Problem description
Reproduce the records below in full and exactly, without their images.
++++ Entries ++++
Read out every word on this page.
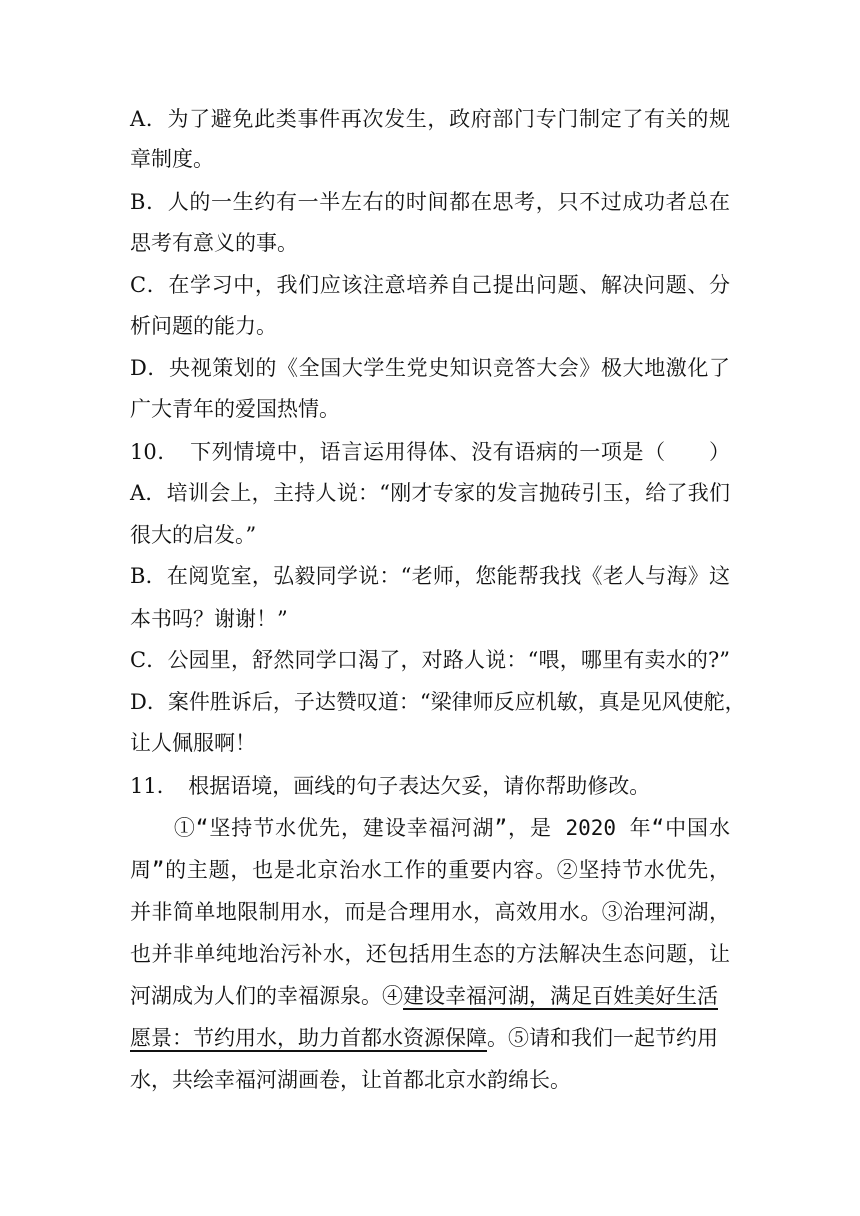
A．为了避免此类事件再次发生，政府部门专门制定了有关的规
章制度。
B．人的一生约有一半左右的时间都在思考，只不过成功者总在
思考有意义的事。
C．在学习中，我们应该注意培养自己提出问题、解决问题、分
析问题的能力。
D．央视策划的《全国大学生党史知识竞答大会》极大地激化了
广大青年的爱国热情。
10．　下列情境中，语言运用得体、没有语病的一项是（　　）
A．培训会上，主持人说：“刚才专家的发言抛砖引玉，给了我们
很大的启发。”
B．在阅览室，弘毅同学说：“老师，您能帮我找《老人与海》这
本书吗？谢谢！”
C．公园里，舒然同学口渴了，对路人说：“喂，哪里有卖水的?”
D．案件胜诉后，子达赞叹道：“梁律师反应机敏，真是见风使舵，
让人佩服啊！
11．　根据语境，画线的句子表达欠妥，请你帮助修改。
　　①“坚持节水优先，建设幸福河湖”，是 2020 年“中国水
周”的主题，也是北京治水工作的重要内容。②坚持节水优先，
并非简单地限制用水，而是合理用水，高效用水。③治理河湖，
也并非单纯地治污补水，还包括用生态的方法解决生态问题，让
河湖成为人们的幸福源泉。④建设幸福河湖，满足百姓美好生活
愿景：节约用水，助力首都水资源保障。⑤请和我们一起节约用
水，共绘幸福河湖画卷，让首都北京水韵绵长。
++++
Task result
Read out every word on this page.
A．为了避免此类事件再次发生，政府部门专门制定了有关的规
章制度。
B．人的一生约有一半左右的时间都在思考，只不过成功者总在
思考有意义的事。
C．在学习中，我们应该注意培养自己提出问题、解决问题、分
析问题的能力。
D．央视策划的《全国大学生党史知识竞答大会》极大地激化了
广大青年的爱国热情。
10．　下列情境中，语言运用得体、没有语病的一项是（　　）
A．培训会上，主持人说：“刚才专家的发言抛砖引玉，给了我们
很大的启发。”
B．在阅览室，弘毅同学说：“老师，您能帮我找《老人与海》这
本书吗？谢谢！”
C．公园里，舒然同学口渴了，对路人说：“喂，哪里有卖水的?”
D．案件胜诉后，子达赞叹道：“梁律师反应机敏，真是见风使舵，
让人佩服啊！
11．　根据语境，画线的句子表达欠妥，请你帮助修改。
　　①“坚持节水优先，建设幸福河湖”，是 2020 年“中国水
周”的主题，也是北京治水工作的重要内容。②坚持节水优先，
并非简单地限制用水，而是合理用水，高效用水。③治理河湖，
也并非单纯地治污补水，还包括用生态的方法解决生态问题，让
河湖成为人们的幸福源泉。④建设幸福河湖，满足百姓美好生活
愿景：节约用水，助力首都水资源保障。⑤请和我们一起节约用
水，共绘幸福河湖画卷，让首都北京水韵绵长。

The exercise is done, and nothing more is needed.